> Required task
In your copy, reproduce the entries exactly as they are, minus the images.

> Data lines

____________

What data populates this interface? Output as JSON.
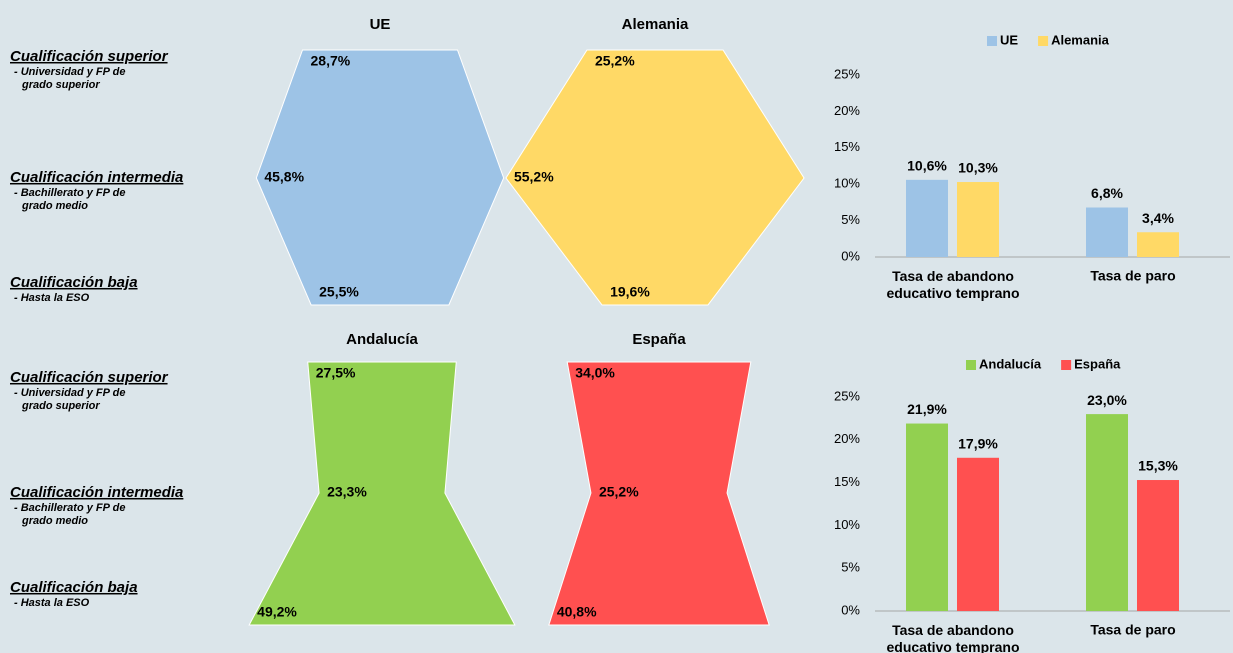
{
  "chart_data": [
    {
      "type": "profile",
      "categories": [
        "Cualificación superior",
        "Cualificación intermedia",
        "Cualificación baja"
      ],
      "category_notes": [
        [
          "- Universidad y FP de",
          "grado superior"
        ],
        [
          "- Bachillerato y FP de",
          "grado medio"
        ],
        [
          "- Hasta la ESO"
        ]
      ],
      "series": [
        {
          "name": "UE",
          "color": "#9dc3e6",
          "values": [
            28.7,
            45.8,
            25.5
          ],
          "value_labels": [
            "28,7%",
            "45,8%",
            "25,5%"
          ]
        },
        {
          "name": "Alemania",
          "color": "#ffd966",
          "values": [
            25.2,
            55.2,
            19.6
          ],
          "value_labels": [
            "25,2%",
            "55,2%",
            "19,6%"
          ]
        }
      ]
    },
    {
      "type": "bar",
      "categories": [
        "Tasa de abandono educativo temprano",
        "Tasa de paro"
      ],
      "series": [
        {
          "name": "UE",
          "color": "#9dc3e6",
          "values": [
            10.6,
            6.8
          ],
          "value_labels": [
            "10,6%",
            "6,8%"
          ]
        },
        {
          "name": "Alemania",
          "color": "#ffd966",
          "values": [
            10.3,
            3.4
          ],
          "value_labels": [
            "10,3%",
            "3,4%"
          ]
        }
      ],
      "ylim": [
        0,
        25
      ],
      "yticks": [
        {
          "value": 0,
          "label": "0%"
        },
        {
          "value": 5,
          "label": "5%"
        },
        {
          "value": 10,
          "label": "10%"
        },
        {
          "value": 15,
          "label": "15%"
        },
        {
          "value": 20,
          "label": "20%"
        },
        {
          "value": 25,
          "label": "25%"
        }
      ],
      "grid": false,
      "legend": "top"
    },
    {
      "type": "profile",
      "categories": [
        "Cualificación superior",
        "Cualificación intermedia",
        "Cualificación baja"
      ],
      "category_notes": [
        [
          "- Universidad y FP de",
          "grado superior"
        ],
        [
          "- Bachillerato y FP de",
          "grado medio"
        ],
        [
          "- Hasta la ESO"
        ]
      ],
      "series": [
        {
          "name": "Andalucía",
          "color": "#92d050",
          "values": [
            27.5,
            23.3,
            49.2
          ],
          "value_labels": [
            "27,5%",
            "23,3%",
            "49,2%"
          ]
        },
        {
          "name": "España",
          "color": "#ff5050",
          "values": [
            34.0,
            25.2,
            40.8
          ],
          "value_labels": [
            "34,0%",
            "25,2%",
            "40,8%"
          ]
        }
      ]
    },
    {
      "type": "bar",
      "categories": [
        "Tasa de abandono educativo temprano",
        "Tasa de paro"
      ],
      "series": [
        {
          "name": "Andalucía",
          "color": "#92d050",
          "values": [
            21.9,
            23.0
          ],
          "value_labels": [
            "21,9%",
            "23,0%"
          ]
        },
        {
          "name": "España",
          "color": "#ff5050",
          "values": [
            17.9,
            15.3
          ],
          "value_labels": [
            "17,9%",
            "15,3%"
          ]
        }
      ],
      "ylim": [
        0,
        25
      ],
      "yticks": [
        {
          "value": 0,
          "label": "0%"
        },
        {
          "value": 5,
          "label": "5%"
        },
        {
          "value": 10,
          "label": "10%"
        },
        {
          "value": 15,
          "label": "15%"
        },
        {
          "value": 20,
          "label": "20%"
        },
        {
          "value": 25,
          "label": "25%"
        }
      ],
      "grid": false,
      "legend": "top"
    }
  ]
}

____________

> Solution to this exercise
What data populates this interface? Output as JSON.
{
  "chart_data": [
    {
      "type": "profile",
      "categories": [
        "Cualificación superior",
        "Cualificación intermedia",
        "Cualificación baja"
      ],
      "category_notes": [
        [
          "- Universidad y FP de",
          "grado superior"
        ],
        [
          "- Bachillerato y FP de",
          "grado medio"
        ],
        [
          "- Hasta la ESO"
        ]
      ],
      "series": [
        {
          "name": "UE",
          "color": "#9dc3e6",
          "values": [
            28.7,
            45.8,
            25.5
          ],
          "value_labels": [
            "28,7%",
            "45,8%",
            "25,5%"
          ]
        },
        {
          "name": "Alemania",
          "color": "#ffd966",
          "values": [
            25.2,
            55.2,
            19.6
          ],
          "value_labels": [
            "25,2%",
            "55,2%",
            "19,6%"
          ]
        }
      ]
    },
    {
      "type": "bar",
      "categories": [
        "Tasa de abandono educativo temprano",
        "Tasa de paro"
      ],
      "series": [
        {
          "name": "UE",
          "color": "#9dc3e6",
          "values": [
            10.6,
            6.8
          ],
          "value_labels": [
            "10,6%",
            "6,8%"
          ]
        },
        {
          "name": "Alemania",
          "color": "#ffd966",
          "values": [
            10.3,
            3.4
          ],
          "value_labels": [
            "10,3%",
            "3,4%"
          ]
        }
      ],
      "ylim": [
        0,
        25
      ],
      "yticks": [
        {
          "value": 0,
          "label": "0%"
        },
        {
          "value": 5,
          "label": "5%"
        },
        {
          "value": 10,
          "label": "10%"
        },
        {
          "value": 15,
          "label": "15%"
        },
        {
          "value": 20,
          "label": "20%"
        },
        {
          "value": 25,
          "label": "25%"
        }
      ],
      "grid": false,
      "legend": "top"
    },
    {
      "type": "profile",
      "categories": [
        "Cualificación superior",
        "Cualificación intermedia",
        "Cualificación baja"
      ],
      "category_notes": [
        [
          "- Universidad y FP de",
          "grado superior"
        ],
        [
          "- Bachillerato y FP de",
          "grado medio"
        ],
        [
          "- Hasta la ESO"
        ]
      ],
      "series": [
        {
          "name": "Andalucía",
          "color": "#92d050",
          "values": [
            27.5,
            23.3,
            49.2
          ],
          "value_labels": [
            "27,5%",
            "23,3%",
            "49,2%"
          ]
        },
        {
          "name": "España",
          "color": "#ff5050",
          "values": [
            34.0,
            25.2,
            40.8
          ],
          "value_labels": [
            "34,0%",
            "25,2%",
            "40,8%"
          ]
        }
      ]
    },
    {
      "type": "bar",
      "categories": [
        "Tasa de abandono educativo temprano",
        "Tasa de paro"
      ],
      "series": [
        {
          "name": "Andalucía",
          "color": "#92d050",
          "values": [
            21.9,
            23.0
          ],
          "value_labels": [
            "21,9%",
            "23,0%"
          ]
        },
        {
          "name": "España",
          "color": "#ff5050",
          "values": [
            17.9,
            15.3
          ],
          "value_labels": [
            "17,9%",
            "15,3%"
          ]
        }
      ],
      "ylim": [
        0,
        25
      ],
      "yticks": [
        {
          "value": 0,
          "label": "0%"
        },
        {
          "value": 5,
          "label": "5%"
        },
        {
          "value": 10,
          "label": "10%"
        },
        {
          "value": 15,
          "label": "15%"
        },
        {
          "value": 20,
          "label": "20%"
        },
        {
          "value": 25,
          "label": "25%"
        }
      ],
      "grid": false,
      "legend": "top"
    }
  ]
}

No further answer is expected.